Problem to solve.
Say how many lines contain the word "лесного" and give no other text.

Stored rows.
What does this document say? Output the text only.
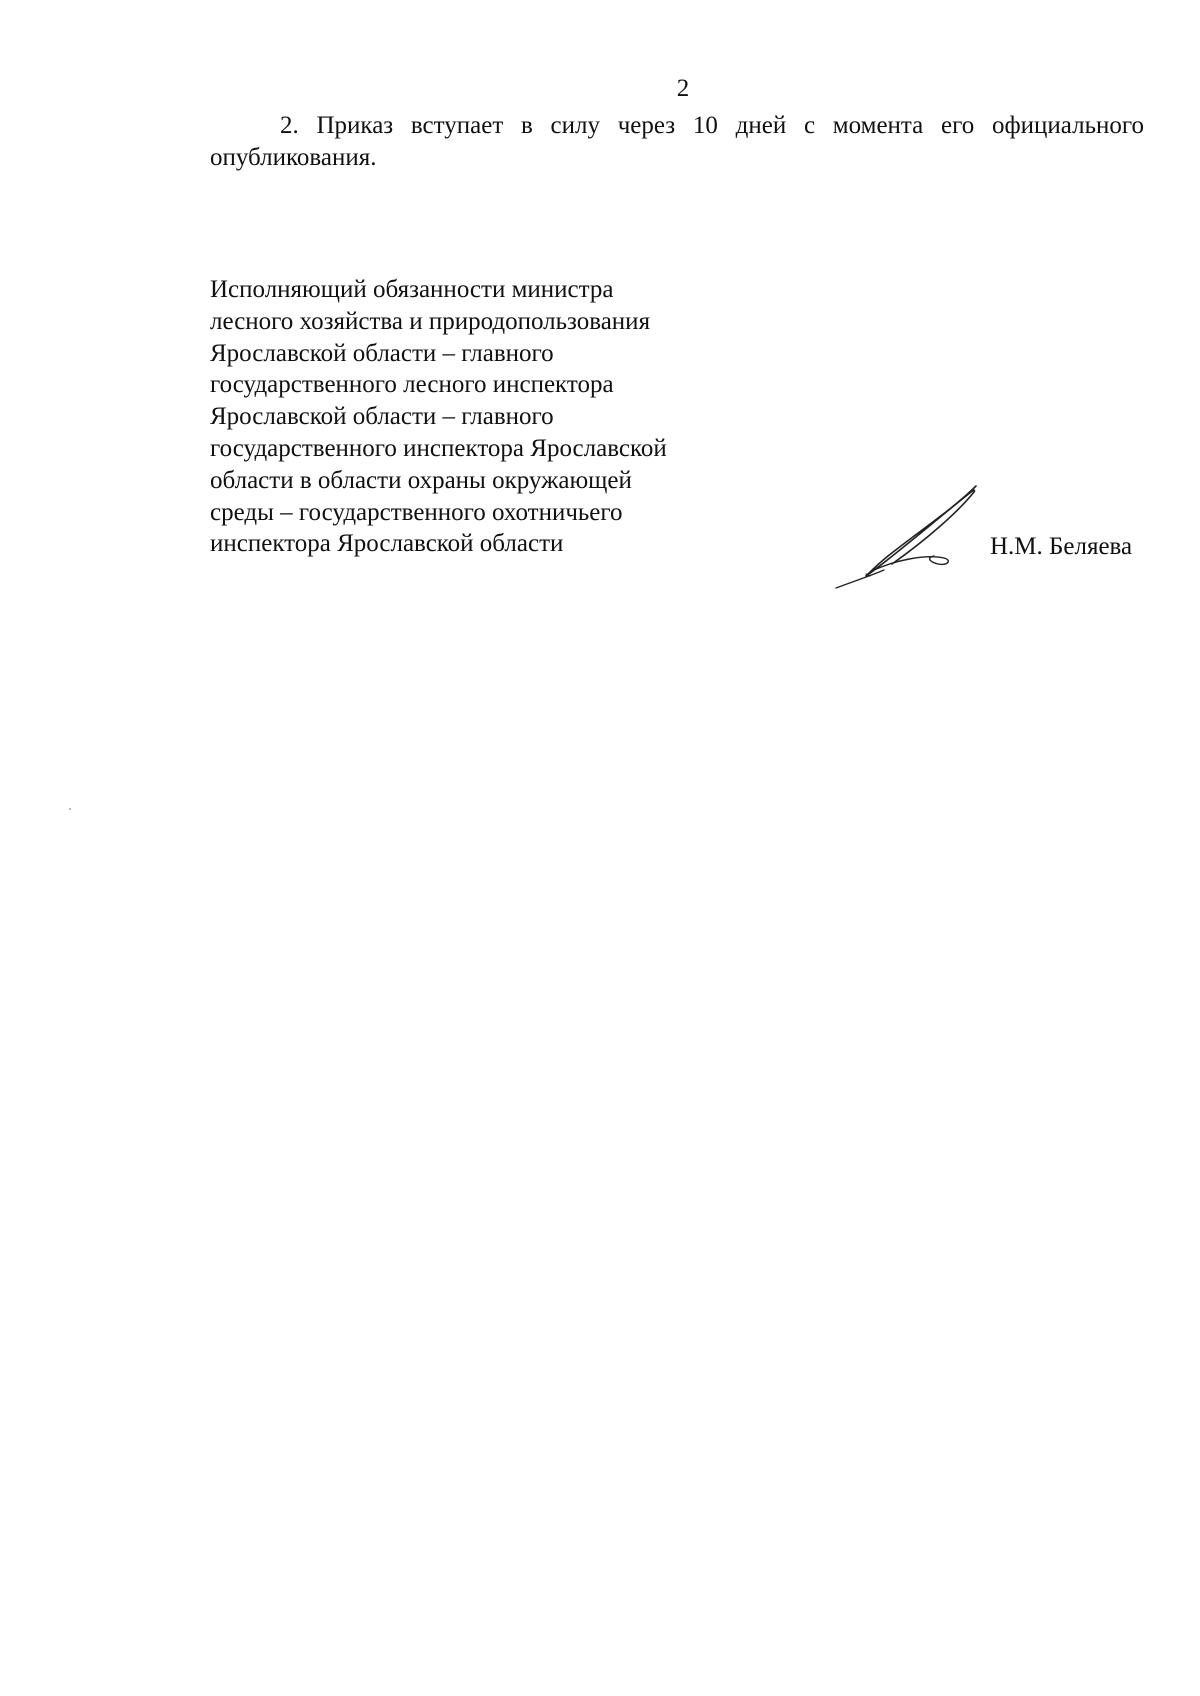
2

2. Приказ вступает в силу через 10 дней с момента его официального
опубликования.

Исполняющий обязанности министра
лесного хозяйства и природопользования
Ярославской области – главного
государственного лесного инспектора
Ярославской области – главного
государственного инспектора Ярославской
области в области охраны окружающей
среды – государственного охотничьего
инспектора Ярославской области	Н.М. Беляева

Solution to the exercise.
2